▶ [THE PROBLEM] Write out the material again exactly, please, and omit the pictures.

▶ [DATA RECORDS]

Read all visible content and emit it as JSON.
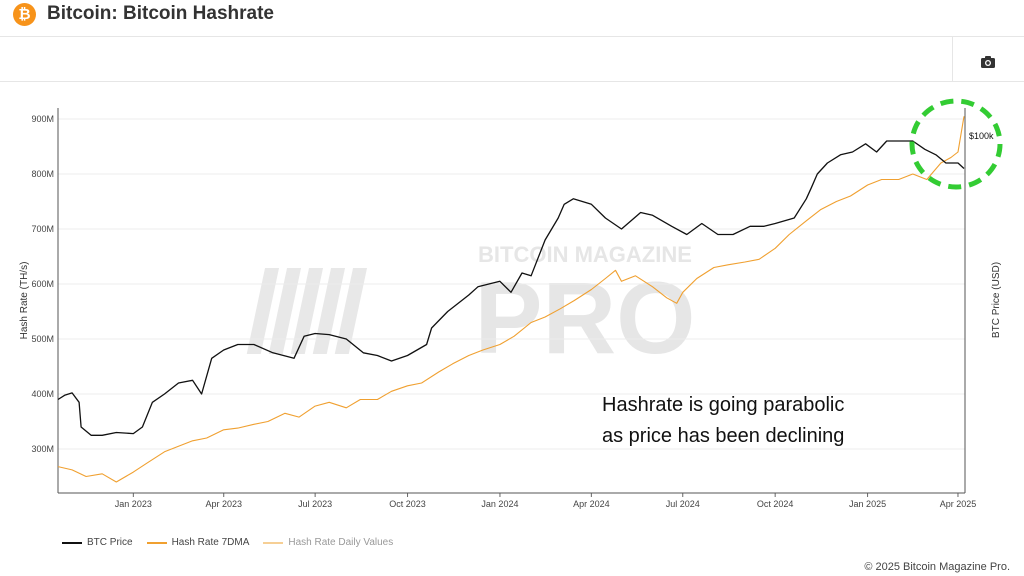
{
  "header": {
    "logo_glyph": "₿",
    "title": "Bitcoin: Bitcoin Hashrate"
  },
  "toolbar": {
    "camera_icon": "camera-icon"
  },
  "watermark": {
    "line1": "BITCOIN MAGAZINE",
    "line2": "PRO"
  },
  "annotation": {
    "line1": "Hashrate is going parabolic",
    "line2": "as price has been declining",
    "price_label": "$100k",
    "highlight_color": "#33cc33"
  },
  "footer": {
    "copyright": "© 2025 Bitcoin Magazine Pro."
  },
  "legend": [
    {
      "label": "BTC Price",
      "color": "#111111"
    },
    {
      "label": "Hash Rate 7DMA",
      "color": "#f0a030"
    },
    {
      "label": "Hash Rate Daily Values",
      "color": "#f6cf95"
    }
  ],
  "chart_data": {
    "type": "line",
    "ylabel": "Hash Rate (TH/s)",
    "y2label": "BTC Price (USD)",
    "ylim": [
      220,
      920
    ],
    "yticks": [
      300,
      400,
      500,
      600,
      700,
      800,
      900
    ],
    "ytick_labels": [
      "300M",
      "400M",
      "500M",
      "600M",
      "700M",
      "800M",
      "900M"
    ],
    "xlim": [
      "2022-10-18",
      "2025-04-08"
    ],
    "xticks": [
      "2023-01-01",
      "2023-04-01",
      "2023-07-01",
      "2023-10-01",
      "2024-01-01",
      "2024-04-01",
      "2024-07-01",
      "2024-10-01",
      "2025-01-01",
      "2025-04-01"
    ],
    "xtick_labels": [
      "Jan 2023",
      "Apr 2023",
      "Jul 2023",
      "Oct 2023",
      "Jan 2024",
      "Apr 2024",
      "Jul 2024",
      "Oct 2024",
      "Jan 2025",
      "Apr 2025"
    ],
    "grid": true,
    "series": [
      {
        "name": "BTC Price",
        "color": "#111111",
        "x": [
          "2022-10-18",
          "2022-10-25",
          "2022-11-01",
          "2022-11-08",
          "2022-11-10",
          "2022-11-20",
          "2022-12-01",
          "2022-12-15",
          "2023-01-01",
          "2023-01-10",
          "2023-01-20",
          "2023-02-01",
          "2023-02-15",
          "2023-03-01",
          "2023-03-10",
          "2023-03-20",
          "2023-04-01",
          "2023-04-15",
          "2023-05-01",
          "2023-05-20",
          "2023-06-10",
          "2023-06-20",
          "2023-07-01",
          "2023-07-15",
          "2023-08-01",
          "2023-08-18",
          "2023-09-01",
          "2023-09-15",
          "2023-10-01",
          "2023-10-20",
          "2023-10-25",
          "2023-11-10",
          "2023-12-01",
          "2023-12-10",
          "2024-01-01",
          "2024-01-12",
          "2024-01-23",
          "2024-02-01",
          "2024-02-15",
          "2024-02-28",
          "2024-03-05",
          "2024-03-14",
          "2024-04-01",
          "2024-04-15",
          "2024-05-01",
          "2024-05-20",
          "2024-06-01",
          "2024-06-20",
          "2024-07-05",
          "2024-07-20",
          "2024-08-05",
          "2024-08-20",
          "2024-09-06",
          "2024-09-20",
          "2024-10-01",
          "2024-10-20",
          "2024-11-01",
          "2024-11-06",
          "2024-11-12",
          "2024-11-22",
          "2024-12-05",
          "2024-12-17",
          "2024-12-30",
          "2025-01-10",
          "2025-01-20",
          "2025-02-01",
          "2025-02-15",
          "2025-02-27",
          "2025-03-10",
          "2025-03-20",
          "2025-04-01",
          "2025-04-07"
        ],
        "y": [
          390,
          398,
          402,
          385,
          340,
          325,
          325,
          330,
          328,
          340,
          385,
          400,
          420,
          425,
          400,
          465,
          480,
          490,
          490,
          475,
          465,
          505,
          510,
          508,
          500,
          475,
          470,
          460,
          470,
          490,
          520,
          550,
          580,
          595,
          605,
          585,
          620,
          615,
          680,
          720,
          745,
          755,
          745,
          720,
          700,
          730,
          725,
          705,
          690,
          710,
          690,
          690,
          705,
          705,
          710,
          720,
          755,
          775,
          800,
          820,
          835,
          840,
          855,
          840,
          860,
          860,
          860,
          845,
          835,
          820,
          820,
          810
        ]
      },
      {
        "name": "Hash Rate 7DMA",
        "color": "#f0a030",
        "x": [
          "2022-10-18",
          "2022-11-01",
          "2022-11-15",
          "2022-12-01",
          "2022-12-15",
          "2023-01-01",
          "2023-01-15",
          "2023-02-01",
          "2023-02-15",
          "2023-03-01",
          "2023-03-15",
          "2023-04-01",
          "2023-04-15",
          "2023-05-01",
          "2023-05-15",
          "2023-06-01",
          "2023-06-15",
          "2023-07-01",
          "2023-07-15",
          "2023-08-01",
          "2023-08-15",
          "2023-09-01",
          "2023-09-15",
          "2023-10-01",
          "2023-10-15",
          "2023-11-01",
          "2023-11-15",
          "2023-12-01",
          "2023-12-15",
          "2024-01-01",
          "2024-01-15",
          "2024-02-01",
          "2024-02-15",
          "2024-03-01",
          "2024-03-15",
          "2024-04-01",
          "2024-04-15",
          "2024-04-25",
          "2024-05-01",
          "2024-05-15",
          "2024-06-01",
          "2024-06-15",
          "2024-06-25",
          "2024-07-01",
          "2024-07-15",
          "2024-08-01",
          "2024-08-15",
          "2024-09-01",
          "2024-09-15",
          "2024-10-01",
          "2024-10-15",
          "2024-11-01",
          "2024-11-15",
          "2024-12-01",
          "2024-12-15",
          "2025-01-01",
          "2025-01-15",
          "2025-02-01",
          "2025-02-15",
          "2025-03-01",
          "2025-03-15",
          "2025-03-25",
          "2025-04-01",
          "2025-04-07"
        ],
        "y": [
          268,
          262,
          250,
          255,
          240,
          258,
          275,
          295,
          305,
          315,
          320,
          335,
          338,
          345,
          350,
          365,
          358,
          378,
          385,
          375,
          390,
          390,
          405,
          415,
          420,
          440,
          455,
          470,
          480,
          490,
          505,
          530,
          540,
          555,
          570,
          590,
          610,
          625,
          605,
          615,
          595,
          575,
          565,
          585,
          610,
          630,
          635,
          640,
          645,
          665,
          690,
          715,
          735,
          750,
          760,
          780,
          790,
          790,
          800,
          790,
          820,
          830,
          840,
          905
        ]
      }
    ]
  }
}
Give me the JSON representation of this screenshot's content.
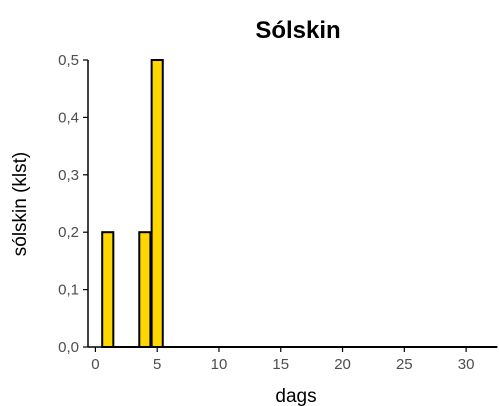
{
  "chart_data": {
    "type": "bar",
    "title": "Sólskin",
    "xlabel": "dags",
    "ylabel": "sólskin (klst)",
    "xlim": [
      -0.6,
      32.5
    ],
    "ylim": [
      0,
      0.5
    ],
    "x_ticks": [
      0,
      5,
      10,
      15,
      20,
      25,
      30
    ],
    "x_tick_labels": [
      "0",
      "5",
      "10",
      "15",
      "20",
      "25",
      "30"
    ],
    "y_ticks": [
      0,
      0.1,
      0.2,
      0.3,
      0.4,
      0.5
    ],
    "y_tick_labels": [
      "0,0",
      "0,1",
      "0,2",
      "0,3",
      "0,4",
      "0,5"
    ],
    "grid": false,
    "bar_color": "#FFD700",
    "bar_outline": "#000000",
    "bar_width": 0.9,
    "x": [
      1,
      2,
      3,
      4,
      5,
      6,
      7,
      8,
      9,
      10,
      11,
      12,
      13,
      14,
      15,
      16,
      17,
      18,
      19,
      20,
      21,
      22,
      23,
      24,
      25,
      26,
      27,
      28,
      29,
      30,
      31,
      32
    ],
    "values": [
      0.2,
      0,
      0,
      0.2,
      0.5,
      0,
      0,
      0,
      0,
      0,
      0,
      0,
      0,
      0,
      0,
      0,
      0,
      0,
      0,
      0,
      0,
      0,
      0,
      0,
      0,
      0,
      0,
      0,
      0,
      0,
      0,
      0
    ]
  }
}
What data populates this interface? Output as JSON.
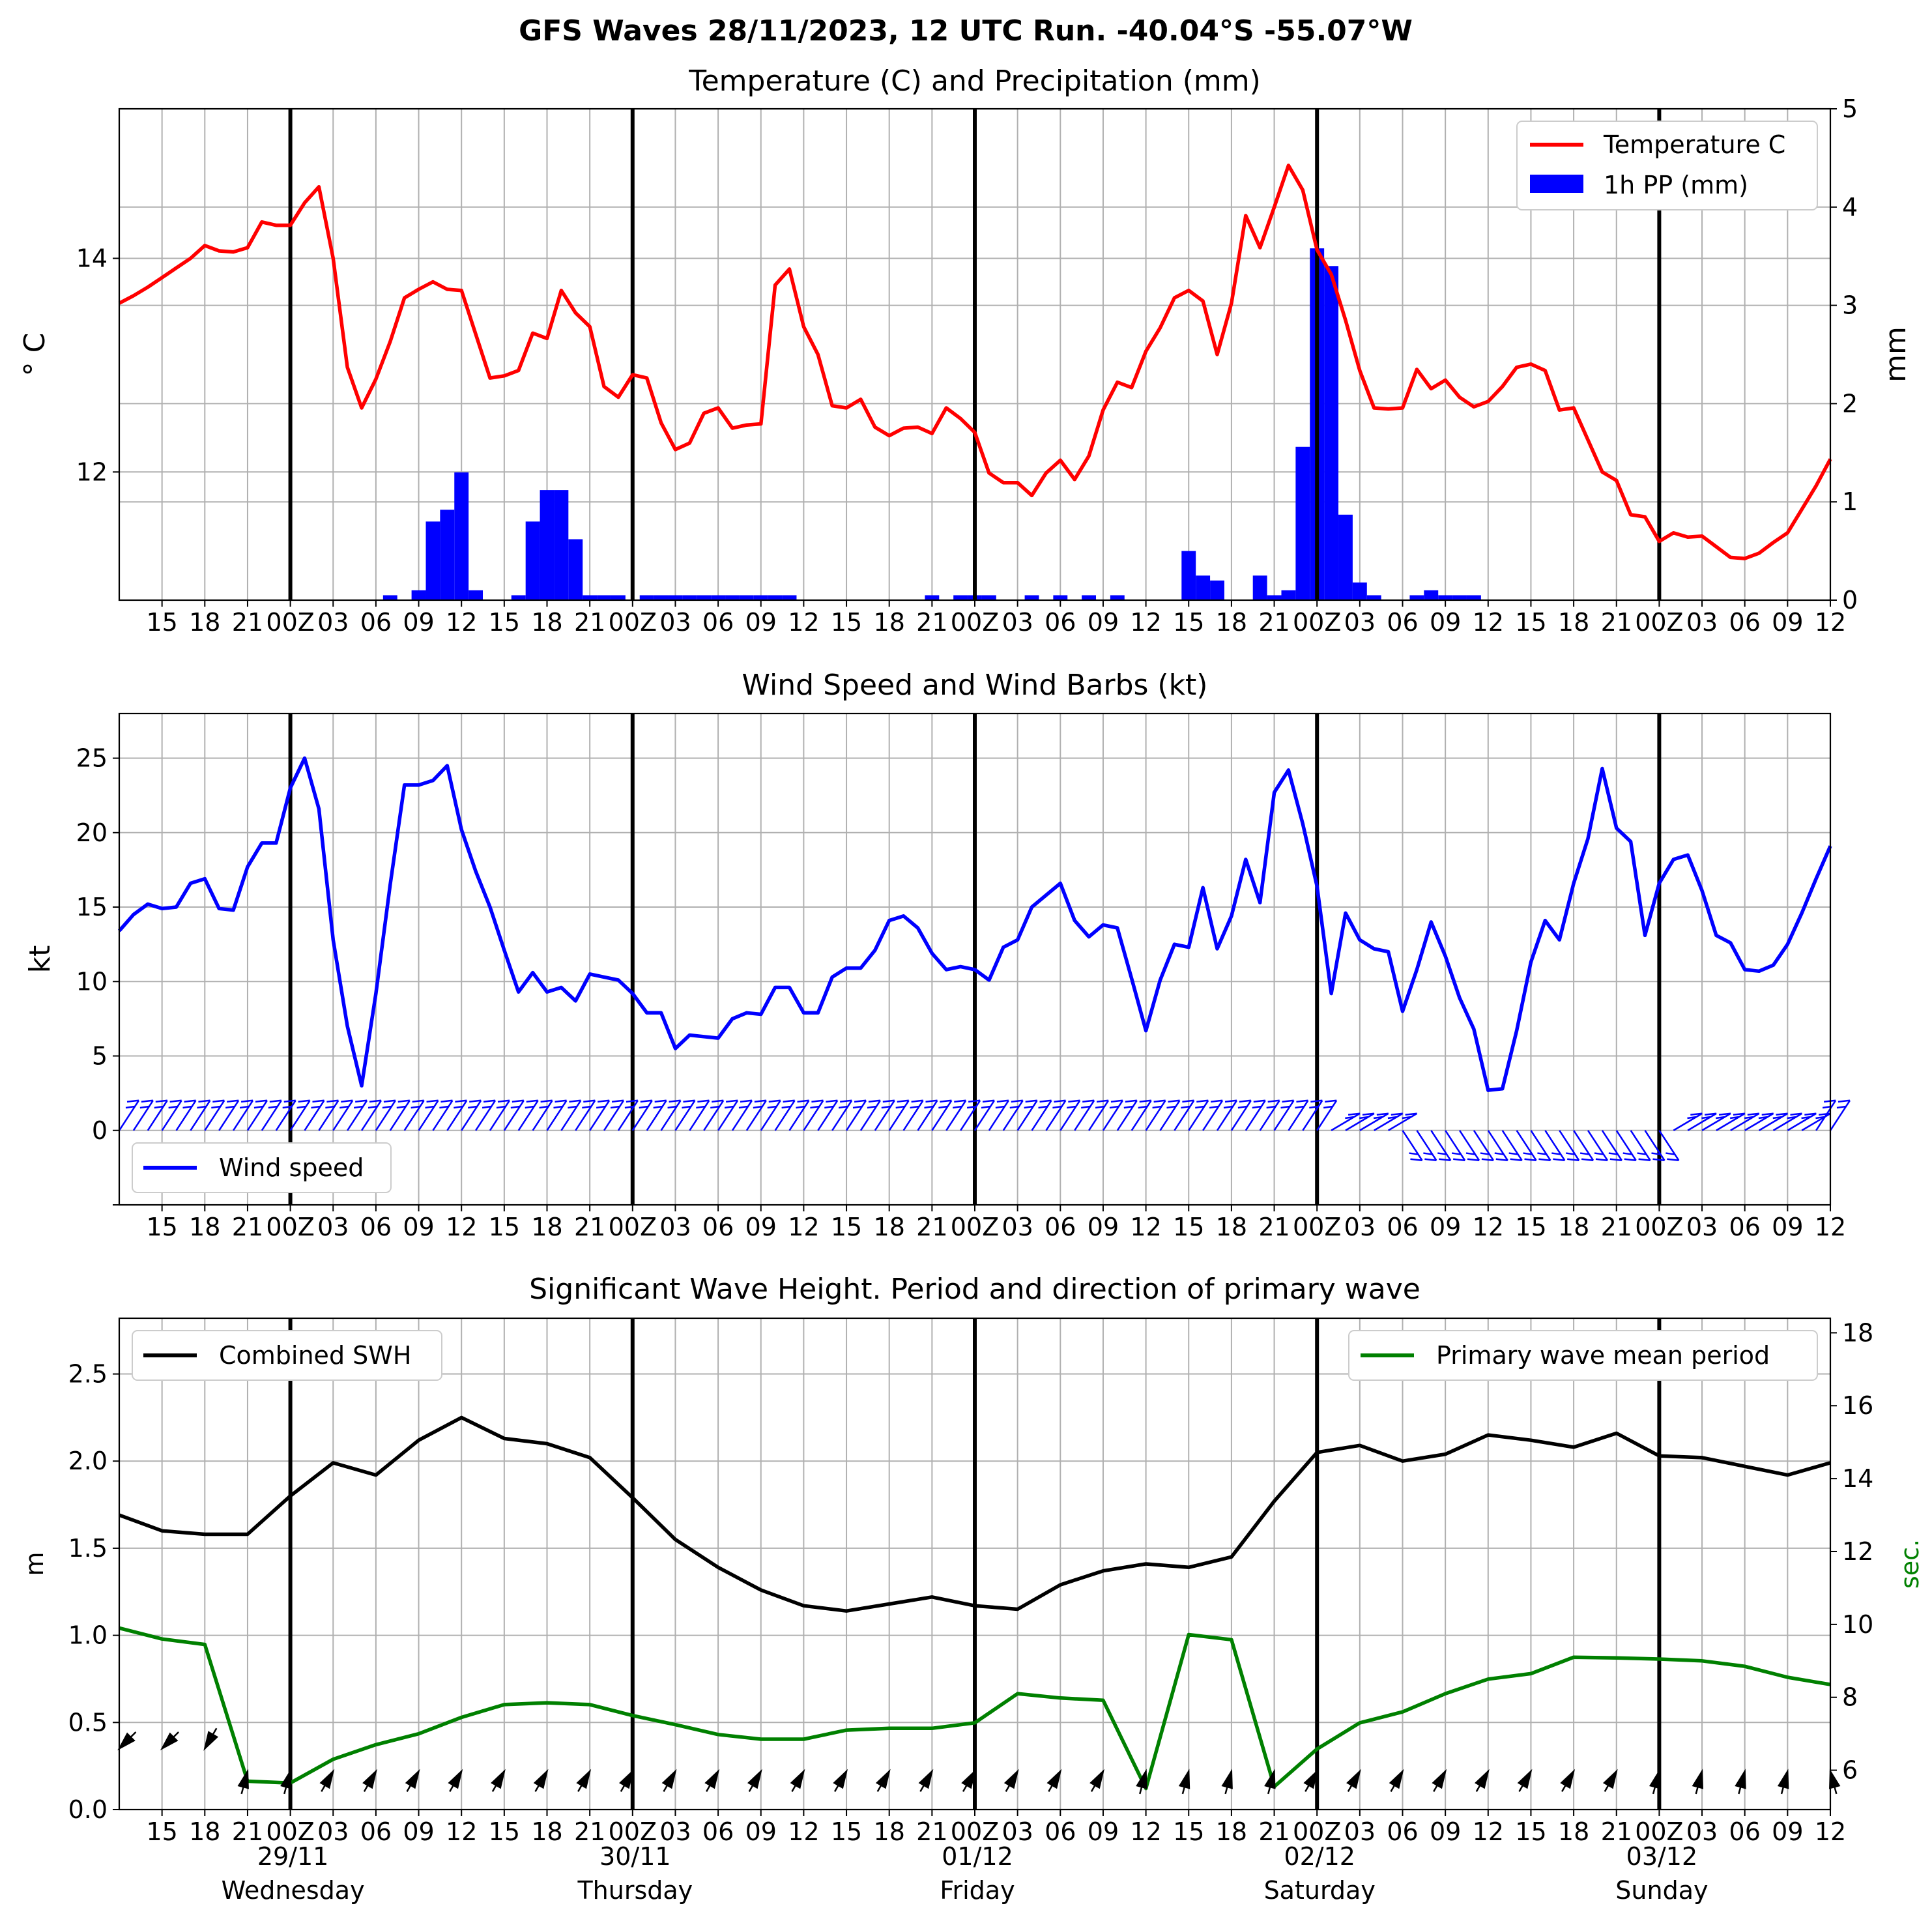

▶ [THE RESULT]
Read all visible content and emit it as JSON.
{
  "header": {
    "logo_glyph": "₿",
    "title": "Bitcoin: Bitcoin Hashrate"
  },
  "toolbar": {
    "camera_icon": "camera-icon"
  },
  "watermark": {
    "line1": "BITCOIN MAGAZINE",
    "line2": "PRO"
  },
  "annotation": {
    "line1": "Hashrate is going parabolic",
    "line2": "as price has been declining",
    "price_label": "$100k",
    "highlight_color": "#33cc33"
  },
  "footer": {
    "copyright": "© 2025 Bitcoin Magazine Pro."
  },
  "legend": [
    {
      "label": "BTC Price",
      "color": "#111111"
    },
    {
      "label": "Hash Rate 7DMA",
      "color": "#f0a030"
    },
    {
      "label": "Hash Rate Daily Values",
      "color": "#f6cf95"
    }
  ],
  "chart_data": {
    "type": "line",
    "ylabel": "Hash Rate (TH/s)",
    "y2label": "BTC Price (USD)",
    "ylim": [
      220,
      920
    ],
    "yticks": [
      300,
      400,
      500,
      600,
      700,
      800,
      900
    ],
    "ytick_labels": [
      "300M",
      "400M",
      "500M",
      "600M",
      "700M",
      "800M",
      "900M"
    ],
    "xlim": [
      "2022-10-18",
      "2025-04-08"
    ],
    "xticks": [
      "2023-01-01",
      "2023-04-01",
      "2023-07-01",
      "2023-10-01",
      "2024-01-01",
      "2024-04-01",
      "2024-07-01",
      "2024-10-01",
      "2025-01-01",
      "2025-04-01"
    ],
    "xtick_labels": [
      "Jan 2023",
      "Apr 2023",
      "Jul 2023",
      "Oct 2023",
      "Jan 2024",
      "Apr 2024",
      "Jul 2024",
      "Oct 2024",
      "Jan 2025",
      "Apr 2025"
    ],
    "grid": true,
    "series": [
      {
        "name": "BTC Price",
        "color": "#111111",
        "x": [
          "2022-10-18",
          "2022-10-25",
          "2022-11-01",
          "2022-11-08",
          "2022-11-10",
          "2022-11-20",
          "2022-12-01",
          "2022-12-15",
          "2023-01-01",
          "2023-01-10",
          "2023-01-20",
          "2023-02-01",
          "2023-02-15",
          "2023-03-01",
          "2023-03-10",
          "2023-03-20",
          "2023-04-01",
          "2023-04-15",
          "2023-05-01",
          "2023-05-20",
          "2023-06-10",
          "2023-06-20",
          "2023-07-01",
          "2023-07-15",
          "2023-08-01",
          "2023-08-18",
          "2023-09-01",
          "2023-09-15",
          "2023-10-01",
          "2023-10-20",
          "2023-10-25",
          "2023-11-10",
          "2023-12-01",
          "2023-12-10",
          "2024-01-01",
          "2024-01-12",
          "2024-01-23",
          "2024-02-01",
          "2024-02-15",
          "2024-02-28",
          "2024-03-05",
          "2024-03-14",
          "2024-04-01",
          "2024-04-15",
          "2024-05-01",
          "2024-05-20",
          "2024-06-01",
          "2024-06-20",
          "2024-07-05",
          "2024-07-20",
          "2024-08-05",
          "2024-08-20",
          "2024-09-06",
          "2024-09-20",
          "2024-10-01",
          "2024-10-20",
          "2024-11-01",
          "2024-11-06",
          "2024-11-12",
          "2024-11-22",
          "2024-12-05",
          "2024-12-17",
          "2024-12-30",
          "2025-01-10",
          "2025-01-20",
          "2025-02-01",
          "2025-02-15",
          "2025-02-27",
          "2025-03-10",
          "2025-03-20",
          "2025-04-01",
          "2025-04-07"
        ],
        "y": [
          390,
          398,
          402,
          385,
          340,
          325,
          325,
          330,
          328,
          340,
          385,
          400,
          420,
          425,
          400,
          465,
          480,
          490,
          490,
          475,
          465,
          505,
          510,
          508,
          500,
          475,
          470,
          460,
          470,
          490,
          520,
          550,
          580,
          595,
          605,
          585,
          620,
          615,
          680,
          720,
          745,
          755,
          745,
          720,
          700,
          730,
          725,
          705,
          690,
          710,
          690,
          690,
          705,
          705,
          710,
          720,
          755,
          775,
          800,
          820,
          835,
          840,
          855,
          840,
          860,
          860,
          860,
          845,
          835,
          820,
          820,
          810
        ]
      },
      {
        "name": "Hash Rate 7DMA",
        "color": "#f0a030",
        "x": [
          "2022-10-18",
          "2022-11-01",
          "2022-11-15",
          "2022-12-01",
          "2022-12-15",
          "2023-01-01",
          "2023-01-15",
          "2023-02-01",
          "2023-02-15",
          "2023-03-01",
          "2023-03-15",
          "2023-04-01",
          "2023-04-15",
          "2023-05-01",
          "2023-05-15",
          "2023-06-01",
          "2023-06-15",
          "2023-07-01",
          "2023-07-15",
          "2023-08-01",
          "2023-08-15",
          "2023-09-01",
          "2023-09-15",
          "2023-10-01",
          "2023-10-15",
          "2023-11-01",
          "2023-11-15",
          "2023-12-01",
          "2023-12-15",
          "2024-01-01",
          "2024-01-15",
          "2024-02-01",
          "2024-02-15",
          "2024-03-01",
          "2024-03-15",
          "2024-04-01",
          "2024-04-15",
          "2024-04-25",
          "2024-05-01",
          "2024-05-15",
          "2024-06-01",
          "2024-06-15",
          "2024-06-25",
          "2024-07-01",
          "2024-07-15",
          "2024-08-01",
          "2024-08-15",
          "2024-09-01",
          "2024-09-15",
          "2024-10-01",
          "2024-10-15",
          "2024-11-01",
          "2024-11-15",
          "2024-12-01",
          "2024-12-15",
          "2025-01-01",
          "2025-01-15",
          "2025-02-01",
          "2025-02-15",
          "2025-03-01",
          "2025-03-15",
          "2025-03-25",
          "2025-04-01",
          "2025-04-07"
        ],
        "y": [
          268,
          262,
          250,
          255,
          240,
          258,
          275,
          295,
          305,
          315,
          320,
          335,
          338,
          345,
          350,
          365,
          358,
          378,
          385,
          375,
          390,
          390,
          405,
          415,
          420,
          440,
          455,
          470,
          480,
          490,
          505,
          530,
          540,
          555,
          570,
          590,
          610,
          625,
          605,
          615,
          595,
          575,
          565,
          585,
          610,
          630,
          635,
          640,
          645,
          665,
          690,
          715,
          735,
          750,
          760,
          780,
          790,
          790,
          800,
          790,
          820,
          830,
          840,
          905
        ]
      }
    ]
  }
}
Give me the JSON representation of this screenshot's content.
{
  "chart_data": {
    "type": "bar",
    "title": "Sólskin",
    "xlabel": "dags",
    "ylabel": "sólskin (klst)",
    "xlim": [
      -0.6,
      32.5
    ],
    "ylim": [
      0,
      0.5
    ],
    "x_ticks": [
      0,
      5,
      10,
      15,
      20,
      25,
      30
    ],
    "x_tick_labels": [
      "0",
      "5",
      "10",
      "15",
      "20",
      "25",
      "30"
    ],
    "y_ticks": [
      0,
      0.1,
      0.2,
      0.3,
      0.4,
      0.5
    ],
    "y_tick_labels": [
      "0,0",
      "0,1",
      "0,2",
      "0,3",
      "0,4",
      "0,5"
    ],
    "grid": false,
    "bar_color": "#FFD700",
    "bar_outline": "#000000",
    "bar_width": 0.9,
    "x": [
      1,
      2,
      3,
      4,
      5,
      6,
      7,
      8,
      9,
      10,
      11,
      12,
      13,
      14,
      15,
      16,
      17,
      18,
      19,
      20,
      21,
      22,
      23,
      24,
      25,
      26,
      27,
      28,
      29,
      30,
      31,
      32
    ],
    "values": [
      0.2,
      0,
      0,
      0.2,
      0.5,
      0,
      0,
      0,
      0,
      0,
      0,
      0,
      0,
      0,
      0,
      0,
      0,
      0,
      0,
      0,
      0,
      0,
      0,
      0,
      0,
      0,
      0,
      0,
      0,
      0,
      0,
      0
    ]
  }
}
What data populates this interface? Output as JSON.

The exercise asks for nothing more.